── Record set

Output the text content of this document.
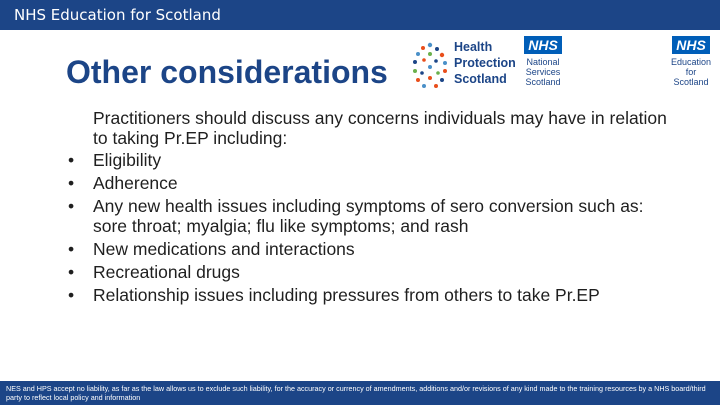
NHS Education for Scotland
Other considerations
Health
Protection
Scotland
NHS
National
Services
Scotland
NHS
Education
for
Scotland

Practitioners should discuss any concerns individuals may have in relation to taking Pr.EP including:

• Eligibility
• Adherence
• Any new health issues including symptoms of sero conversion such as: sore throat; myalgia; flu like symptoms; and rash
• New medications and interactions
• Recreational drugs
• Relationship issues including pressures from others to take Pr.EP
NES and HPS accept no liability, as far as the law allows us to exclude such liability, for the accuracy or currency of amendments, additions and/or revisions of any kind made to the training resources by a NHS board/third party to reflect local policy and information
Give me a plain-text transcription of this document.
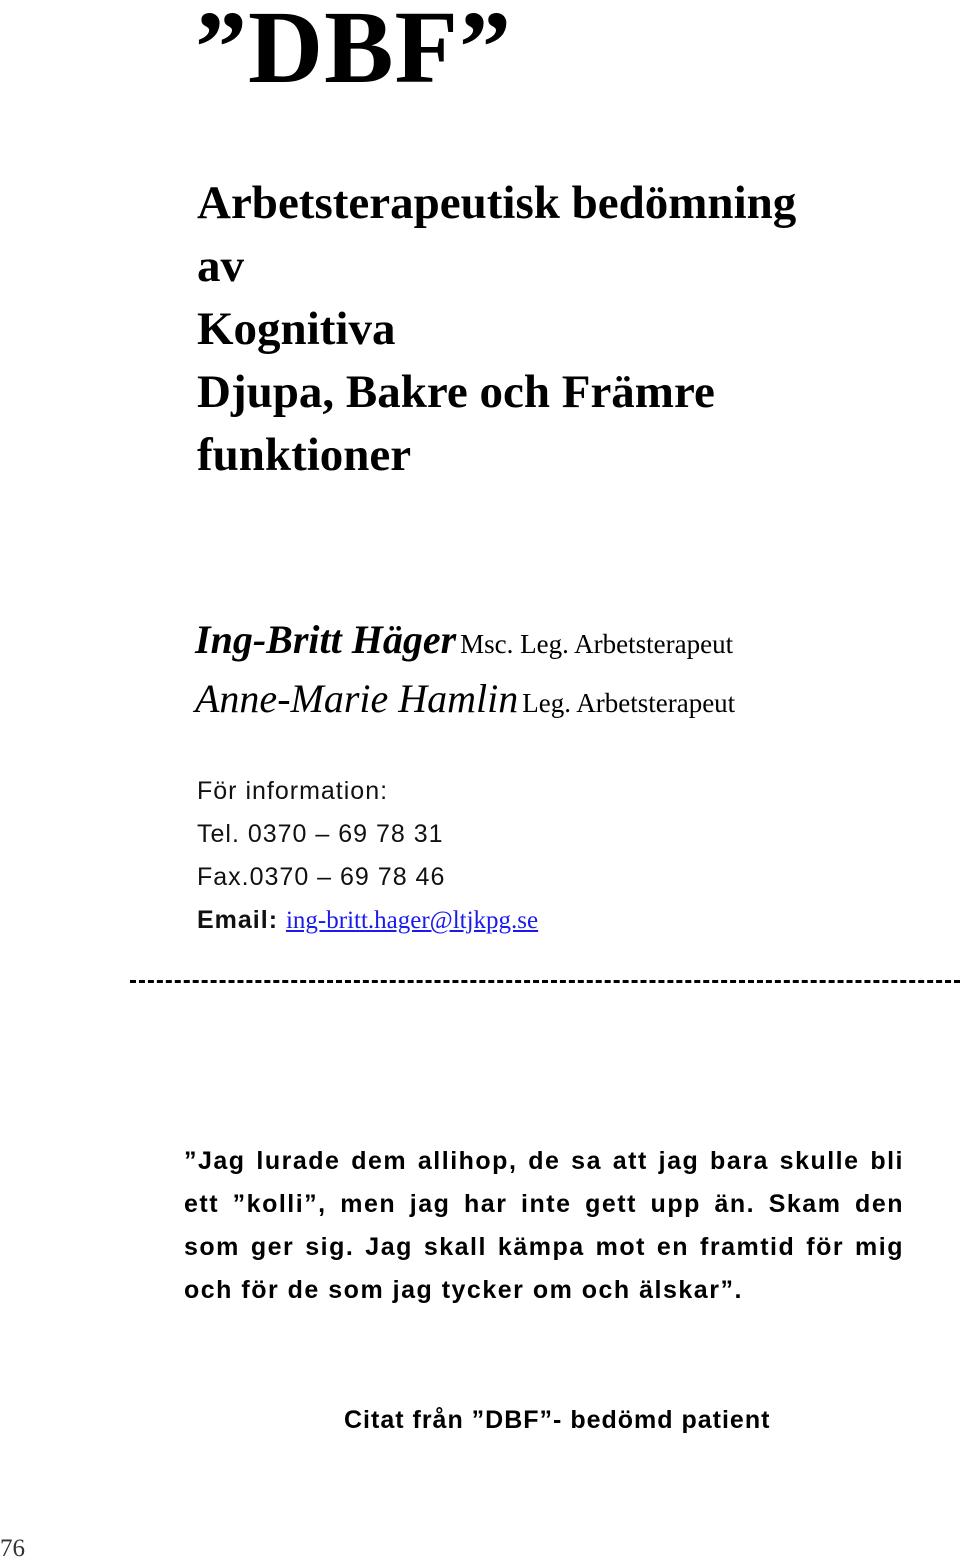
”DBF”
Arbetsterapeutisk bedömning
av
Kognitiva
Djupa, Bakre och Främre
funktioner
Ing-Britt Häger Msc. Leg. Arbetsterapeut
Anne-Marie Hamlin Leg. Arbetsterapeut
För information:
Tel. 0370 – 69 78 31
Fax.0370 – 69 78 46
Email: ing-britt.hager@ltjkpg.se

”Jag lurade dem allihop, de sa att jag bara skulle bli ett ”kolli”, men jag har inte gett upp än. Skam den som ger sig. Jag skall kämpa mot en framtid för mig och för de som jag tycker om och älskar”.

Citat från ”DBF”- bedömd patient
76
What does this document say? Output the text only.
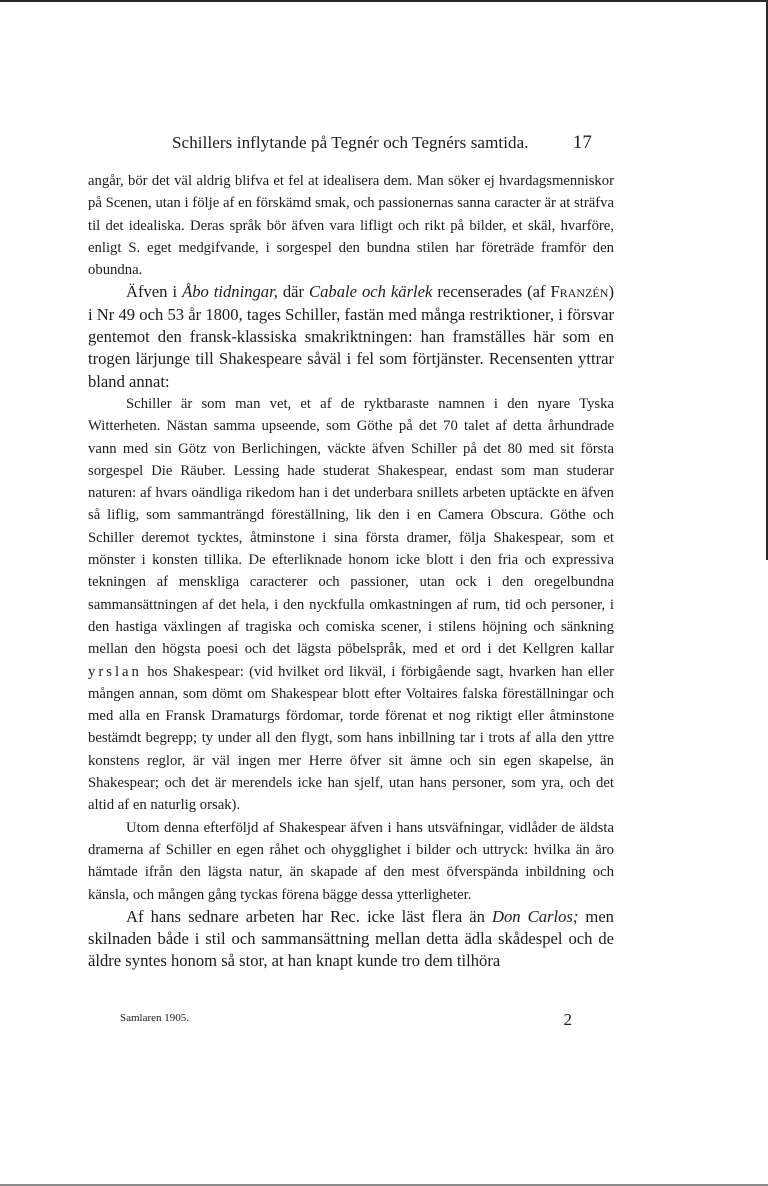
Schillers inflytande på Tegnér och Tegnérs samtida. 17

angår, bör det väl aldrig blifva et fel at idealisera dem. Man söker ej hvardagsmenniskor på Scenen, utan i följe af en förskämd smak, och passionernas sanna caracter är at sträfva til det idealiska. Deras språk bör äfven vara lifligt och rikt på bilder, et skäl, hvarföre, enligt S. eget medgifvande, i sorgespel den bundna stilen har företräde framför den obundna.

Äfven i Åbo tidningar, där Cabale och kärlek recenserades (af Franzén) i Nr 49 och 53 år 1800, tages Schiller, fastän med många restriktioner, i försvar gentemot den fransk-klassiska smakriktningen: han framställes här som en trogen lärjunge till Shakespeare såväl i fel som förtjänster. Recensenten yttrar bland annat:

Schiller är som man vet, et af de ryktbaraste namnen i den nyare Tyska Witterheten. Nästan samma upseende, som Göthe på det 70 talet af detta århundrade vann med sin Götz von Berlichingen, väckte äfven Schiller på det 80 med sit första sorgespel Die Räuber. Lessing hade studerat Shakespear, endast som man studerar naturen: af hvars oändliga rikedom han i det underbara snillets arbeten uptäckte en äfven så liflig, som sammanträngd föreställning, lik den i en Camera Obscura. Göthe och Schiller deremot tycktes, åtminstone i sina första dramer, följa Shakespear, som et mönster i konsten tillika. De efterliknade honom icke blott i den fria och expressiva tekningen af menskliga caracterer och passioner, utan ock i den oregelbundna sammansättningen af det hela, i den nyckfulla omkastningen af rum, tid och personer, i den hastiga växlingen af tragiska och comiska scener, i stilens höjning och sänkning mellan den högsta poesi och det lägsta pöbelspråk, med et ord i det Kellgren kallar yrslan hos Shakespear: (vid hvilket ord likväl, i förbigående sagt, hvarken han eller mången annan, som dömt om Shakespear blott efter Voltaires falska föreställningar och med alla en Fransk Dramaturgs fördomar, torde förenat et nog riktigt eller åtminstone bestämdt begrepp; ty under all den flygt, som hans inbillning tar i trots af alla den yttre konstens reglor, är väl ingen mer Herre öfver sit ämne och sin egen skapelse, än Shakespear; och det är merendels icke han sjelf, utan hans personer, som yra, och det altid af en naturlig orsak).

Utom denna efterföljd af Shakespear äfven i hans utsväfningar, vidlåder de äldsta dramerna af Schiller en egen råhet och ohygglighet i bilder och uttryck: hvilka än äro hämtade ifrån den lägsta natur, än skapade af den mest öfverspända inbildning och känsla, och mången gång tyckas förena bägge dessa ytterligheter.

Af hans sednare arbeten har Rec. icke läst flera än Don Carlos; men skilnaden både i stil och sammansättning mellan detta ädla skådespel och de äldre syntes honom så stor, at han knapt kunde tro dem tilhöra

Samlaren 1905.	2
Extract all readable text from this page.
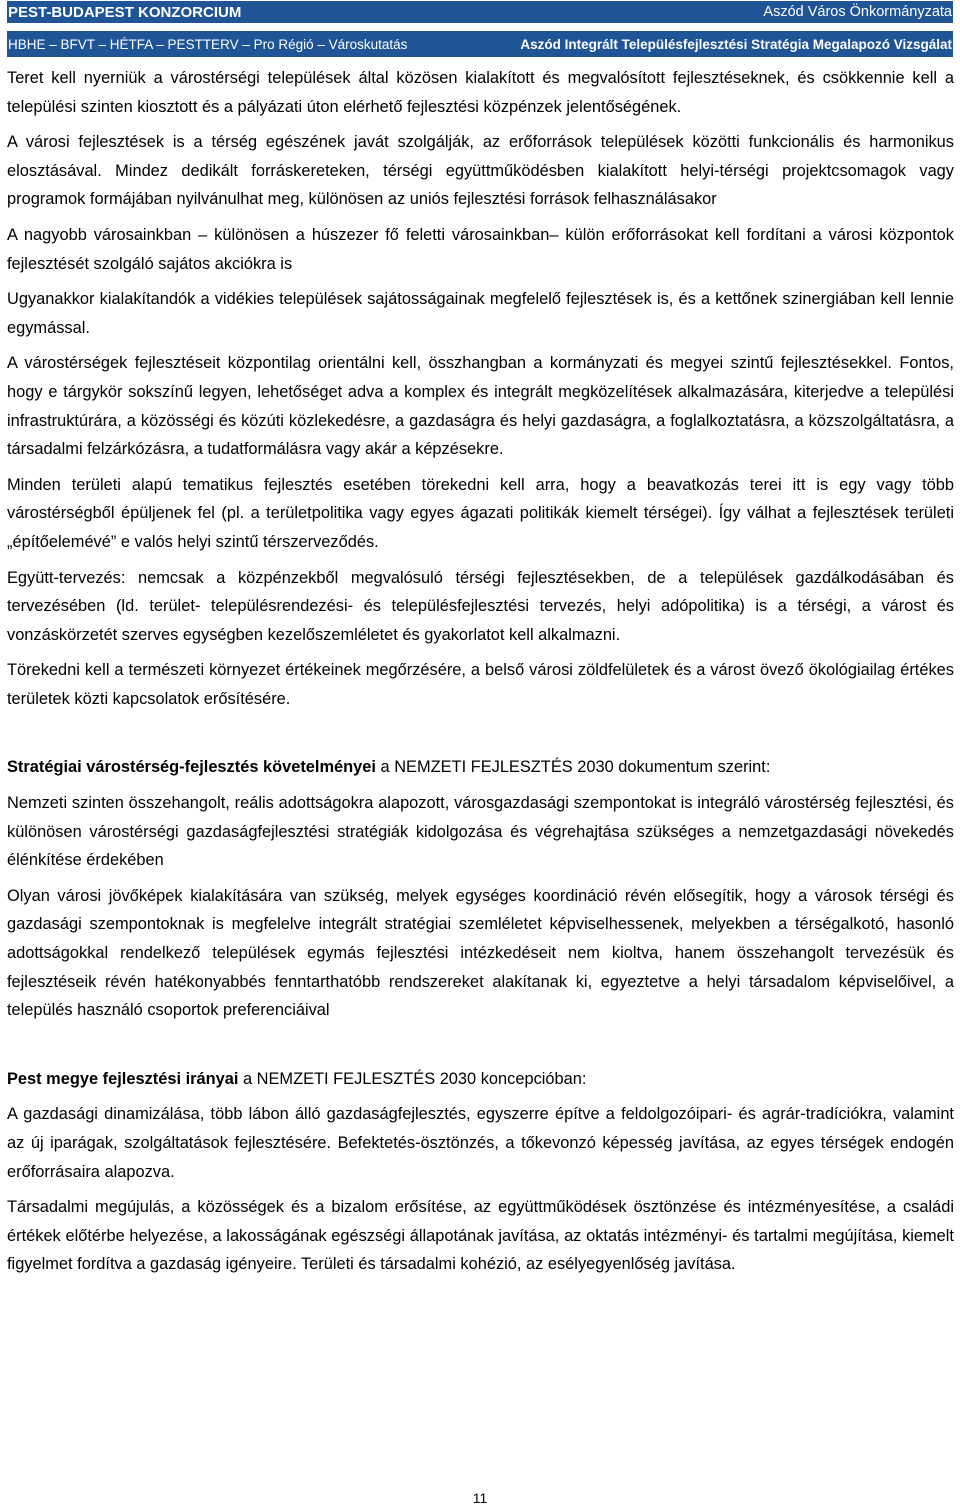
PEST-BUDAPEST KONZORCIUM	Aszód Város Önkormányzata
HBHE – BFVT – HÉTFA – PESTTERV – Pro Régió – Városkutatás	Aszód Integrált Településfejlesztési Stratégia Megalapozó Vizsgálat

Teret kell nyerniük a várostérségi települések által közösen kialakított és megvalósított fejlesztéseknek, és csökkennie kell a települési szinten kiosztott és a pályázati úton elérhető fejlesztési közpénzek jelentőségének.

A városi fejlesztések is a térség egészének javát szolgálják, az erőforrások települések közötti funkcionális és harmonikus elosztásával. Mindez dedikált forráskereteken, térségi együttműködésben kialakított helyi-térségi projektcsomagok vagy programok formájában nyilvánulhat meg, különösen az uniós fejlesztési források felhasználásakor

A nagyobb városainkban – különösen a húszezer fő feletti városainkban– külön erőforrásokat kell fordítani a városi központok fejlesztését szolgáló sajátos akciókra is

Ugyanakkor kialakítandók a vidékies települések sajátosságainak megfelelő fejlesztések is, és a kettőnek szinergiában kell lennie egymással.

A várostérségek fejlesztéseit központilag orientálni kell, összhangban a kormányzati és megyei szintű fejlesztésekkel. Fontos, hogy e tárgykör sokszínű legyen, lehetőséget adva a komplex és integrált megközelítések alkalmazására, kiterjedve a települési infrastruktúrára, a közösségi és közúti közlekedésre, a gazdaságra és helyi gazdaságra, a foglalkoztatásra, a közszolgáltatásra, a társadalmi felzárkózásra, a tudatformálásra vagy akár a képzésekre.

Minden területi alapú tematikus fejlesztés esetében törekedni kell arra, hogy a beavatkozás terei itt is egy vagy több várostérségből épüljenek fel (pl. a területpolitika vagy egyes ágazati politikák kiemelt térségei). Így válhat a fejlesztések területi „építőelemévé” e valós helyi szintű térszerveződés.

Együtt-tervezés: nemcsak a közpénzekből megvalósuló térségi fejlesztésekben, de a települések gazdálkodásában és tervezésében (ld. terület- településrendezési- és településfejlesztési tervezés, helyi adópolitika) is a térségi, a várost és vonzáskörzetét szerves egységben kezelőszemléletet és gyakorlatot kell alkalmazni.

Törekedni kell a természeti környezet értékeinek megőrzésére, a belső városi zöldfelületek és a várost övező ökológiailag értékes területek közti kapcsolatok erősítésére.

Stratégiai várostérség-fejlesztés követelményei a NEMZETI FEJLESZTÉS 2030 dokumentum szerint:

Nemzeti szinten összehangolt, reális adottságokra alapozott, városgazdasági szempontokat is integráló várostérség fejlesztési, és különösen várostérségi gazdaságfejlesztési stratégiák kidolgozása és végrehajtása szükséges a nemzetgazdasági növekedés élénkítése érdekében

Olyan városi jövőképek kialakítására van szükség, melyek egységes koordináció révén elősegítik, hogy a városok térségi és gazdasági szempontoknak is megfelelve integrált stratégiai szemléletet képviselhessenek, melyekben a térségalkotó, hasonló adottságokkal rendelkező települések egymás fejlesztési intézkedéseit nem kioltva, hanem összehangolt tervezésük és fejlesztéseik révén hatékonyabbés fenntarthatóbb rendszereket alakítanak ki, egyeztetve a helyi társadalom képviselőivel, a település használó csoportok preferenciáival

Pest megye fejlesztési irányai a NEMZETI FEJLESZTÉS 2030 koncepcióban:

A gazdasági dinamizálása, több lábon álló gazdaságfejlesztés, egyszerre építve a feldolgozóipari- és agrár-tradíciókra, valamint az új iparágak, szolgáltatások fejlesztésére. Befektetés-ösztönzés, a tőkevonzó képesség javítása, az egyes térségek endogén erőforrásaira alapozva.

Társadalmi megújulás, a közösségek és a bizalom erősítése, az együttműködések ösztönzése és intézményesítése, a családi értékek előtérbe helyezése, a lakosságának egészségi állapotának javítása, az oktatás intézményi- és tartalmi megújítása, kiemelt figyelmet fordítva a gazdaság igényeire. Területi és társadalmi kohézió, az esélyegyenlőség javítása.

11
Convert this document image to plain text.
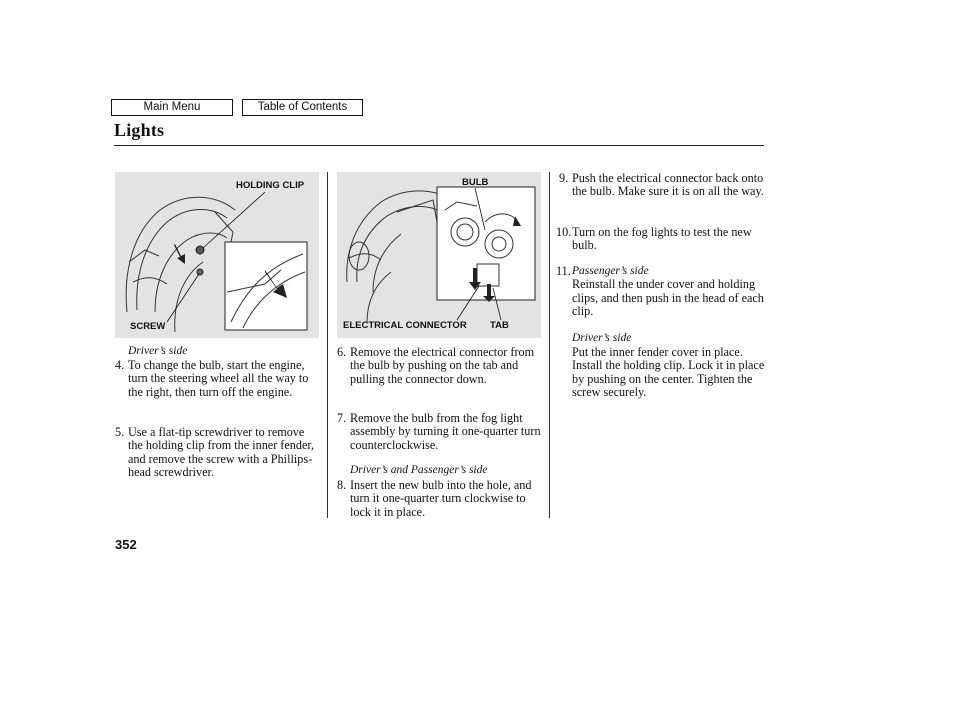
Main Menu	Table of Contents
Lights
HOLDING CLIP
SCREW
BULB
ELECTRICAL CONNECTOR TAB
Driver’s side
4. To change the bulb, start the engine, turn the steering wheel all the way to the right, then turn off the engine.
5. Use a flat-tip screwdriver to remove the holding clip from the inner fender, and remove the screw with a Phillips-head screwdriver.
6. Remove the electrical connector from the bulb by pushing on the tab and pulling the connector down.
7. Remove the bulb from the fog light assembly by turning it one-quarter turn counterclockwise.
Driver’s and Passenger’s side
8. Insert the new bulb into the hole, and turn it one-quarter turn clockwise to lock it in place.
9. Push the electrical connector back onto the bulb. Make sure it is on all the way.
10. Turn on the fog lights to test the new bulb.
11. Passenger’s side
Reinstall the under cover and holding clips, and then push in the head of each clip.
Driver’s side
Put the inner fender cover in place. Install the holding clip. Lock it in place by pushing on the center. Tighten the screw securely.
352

────

What to produce – Copy in full each line that holds the word "inner".

Written reply –
5. Use a flat-tip screwdriver to remove the holding clip from the inner fender, and remove the screw with a Phillips-head screwdriver.
Put the inner fender cover in place. Install the holding clip. Lock it in place by pushing on the center. Tighten the screw securely.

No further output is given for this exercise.